What you have to do: Every record must be transcribed in its entirety, apart from the images, which are to be omitted.

Data excerpts:
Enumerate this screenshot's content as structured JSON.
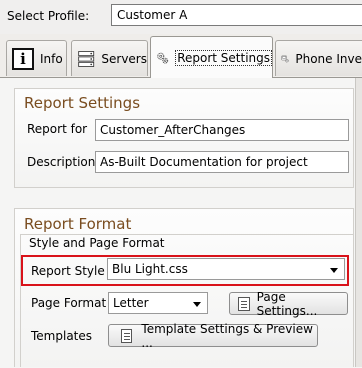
{
  "profile": {
    "label": "Select Profile:",
    "value": "Customer A"
  },
  "tabs": [
    {
      "label": "Info",
      "icon": "info-icon"
    },
    {
      "label": "Servers",
      "icon": "servers-icon"
    },
    {
      "label": "Report Settings",
      "icon": "gears-icon",
      "active": true
    },
    {
      "label": "Phone Inve",
      "icon": "phone-gears-icon"
    }
  ],
  "report_settings": {
    "title": "Report Settings",
    "report_for_label": "Report for",
    "report_for_value": "Customer_AfterChanges",
    "description_label": "Description",
    "description_value": "As-Built Documentation for project"
  },
  "report_format": {
    "title": "Report Format",
    "subgroup_title": "Style and Page Format",
    "report_style_label": "Report Style",
    "report_style_value": "Blu Light.css",
    "page_format_label": "Page Format",
    "page_format_value": "Letter",
    "page_settings_button": "Page Settings...",
    "templates_label": "Templates",
    "template_settings_button": "Template Settings & Preview ..."
  },
  "colors": {
    "group_title": "#7a4d20",
    "highlight": "#d9121a"
  }
}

Result of the task:
Enumerate this screenshot's content as structured JSON.
{
  "profile": {
    "label": "Select Profile:",
    "value": "Customer A"
  },
  "tabs": [
    {
      "label": "Info",
      "icon": "info-icon"
    },
    {
      "label": "Servers",
      "icon": "servers-icon"
    },
    {
      "label": "Report Settings",
      "icon": "gears-icon",
      "active": true
    },
    {
      "label": "Phone Inve",
      "icon": "phone-gears-icon"
    }
  ],
  "report_settings": {
    "title": "Report Settings",
    "report_for_label": "Report for",
    "report_for_value": "Customer_AfterChanges",
    "description_label": "Description",
    "description_value": "As-Built Documentation for project"
  },
  "report_format": {
    "title": "Report Format",
    "subgroup_title": "Style and Page Format",
    "report_style_label": "Report Style",
    "report_style_value": "Blu Light.css",
    "page_format_label": "Page Format",
    "page_format_value": "Letter",
    "page_settings_button": "Page Settings...",
    "templates_label": "Templates",
    "template_settings_button": "Template Settings & Preview ..."
  },
  "colors": {
    "group_title": "#7a4d20",
    "highlight": "#d9121a"
  }
}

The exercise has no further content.